▸ Record list
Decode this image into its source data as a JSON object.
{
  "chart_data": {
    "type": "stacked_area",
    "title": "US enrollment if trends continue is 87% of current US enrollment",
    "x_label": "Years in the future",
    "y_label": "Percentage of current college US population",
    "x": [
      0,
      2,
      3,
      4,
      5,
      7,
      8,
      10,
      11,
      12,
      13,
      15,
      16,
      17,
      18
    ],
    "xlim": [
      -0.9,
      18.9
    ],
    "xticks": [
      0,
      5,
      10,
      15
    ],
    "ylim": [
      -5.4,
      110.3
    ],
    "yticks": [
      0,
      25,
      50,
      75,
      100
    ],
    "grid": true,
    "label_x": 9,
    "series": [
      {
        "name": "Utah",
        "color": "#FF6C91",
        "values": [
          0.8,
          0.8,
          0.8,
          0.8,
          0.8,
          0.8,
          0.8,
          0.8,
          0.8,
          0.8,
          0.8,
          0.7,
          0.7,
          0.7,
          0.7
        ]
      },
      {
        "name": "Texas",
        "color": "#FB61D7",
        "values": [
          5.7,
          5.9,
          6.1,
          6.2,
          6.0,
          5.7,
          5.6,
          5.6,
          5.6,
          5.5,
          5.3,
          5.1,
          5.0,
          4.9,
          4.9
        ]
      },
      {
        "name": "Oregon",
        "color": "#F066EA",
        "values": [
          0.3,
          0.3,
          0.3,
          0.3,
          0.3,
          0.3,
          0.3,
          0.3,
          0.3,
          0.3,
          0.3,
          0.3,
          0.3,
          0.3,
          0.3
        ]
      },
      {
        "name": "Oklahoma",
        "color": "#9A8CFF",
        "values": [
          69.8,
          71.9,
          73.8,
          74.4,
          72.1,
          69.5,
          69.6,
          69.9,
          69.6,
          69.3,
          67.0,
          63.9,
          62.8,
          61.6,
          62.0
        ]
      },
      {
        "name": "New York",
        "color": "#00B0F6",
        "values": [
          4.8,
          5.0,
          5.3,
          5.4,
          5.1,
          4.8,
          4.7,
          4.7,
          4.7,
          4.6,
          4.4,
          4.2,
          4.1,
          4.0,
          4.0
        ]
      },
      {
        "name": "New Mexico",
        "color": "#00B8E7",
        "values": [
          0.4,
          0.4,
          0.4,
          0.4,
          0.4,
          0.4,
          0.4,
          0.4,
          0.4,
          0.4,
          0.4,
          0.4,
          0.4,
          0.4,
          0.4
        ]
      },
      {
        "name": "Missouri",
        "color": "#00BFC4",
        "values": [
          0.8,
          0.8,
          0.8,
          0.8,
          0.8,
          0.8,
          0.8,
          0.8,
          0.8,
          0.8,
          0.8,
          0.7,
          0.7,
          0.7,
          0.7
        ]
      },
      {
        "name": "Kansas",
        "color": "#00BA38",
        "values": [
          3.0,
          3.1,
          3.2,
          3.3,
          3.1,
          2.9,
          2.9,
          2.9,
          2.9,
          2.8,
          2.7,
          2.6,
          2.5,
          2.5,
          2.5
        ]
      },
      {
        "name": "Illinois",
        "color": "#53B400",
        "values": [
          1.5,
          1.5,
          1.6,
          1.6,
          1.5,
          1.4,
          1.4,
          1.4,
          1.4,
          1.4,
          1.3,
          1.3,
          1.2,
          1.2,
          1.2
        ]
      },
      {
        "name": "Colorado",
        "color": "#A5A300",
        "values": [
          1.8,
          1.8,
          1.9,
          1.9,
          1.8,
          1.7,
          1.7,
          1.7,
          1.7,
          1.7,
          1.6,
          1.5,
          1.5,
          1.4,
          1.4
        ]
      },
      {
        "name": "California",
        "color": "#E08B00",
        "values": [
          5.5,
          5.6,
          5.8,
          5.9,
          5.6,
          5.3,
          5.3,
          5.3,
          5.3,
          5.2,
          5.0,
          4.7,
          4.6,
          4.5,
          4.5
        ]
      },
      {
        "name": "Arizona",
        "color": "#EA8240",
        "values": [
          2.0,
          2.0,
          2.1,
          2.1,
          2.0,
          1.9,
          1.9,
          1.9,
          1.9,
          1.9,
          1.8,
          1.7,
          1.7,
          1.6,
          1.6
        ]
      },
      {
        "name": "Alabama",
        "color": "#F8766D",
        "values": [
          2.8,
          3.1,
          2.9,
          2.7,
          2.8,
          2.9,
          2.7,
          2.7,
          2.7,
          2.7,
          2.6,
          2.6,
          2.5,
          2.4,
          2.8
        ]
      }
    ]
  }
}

▸ Description of the task
All lines above containing the string "current" are to be collected.

▸ In response
    "title": "US enrollment if trends continue is 87% of current US enrollment",
    "y_label": "Percentage of current college US population",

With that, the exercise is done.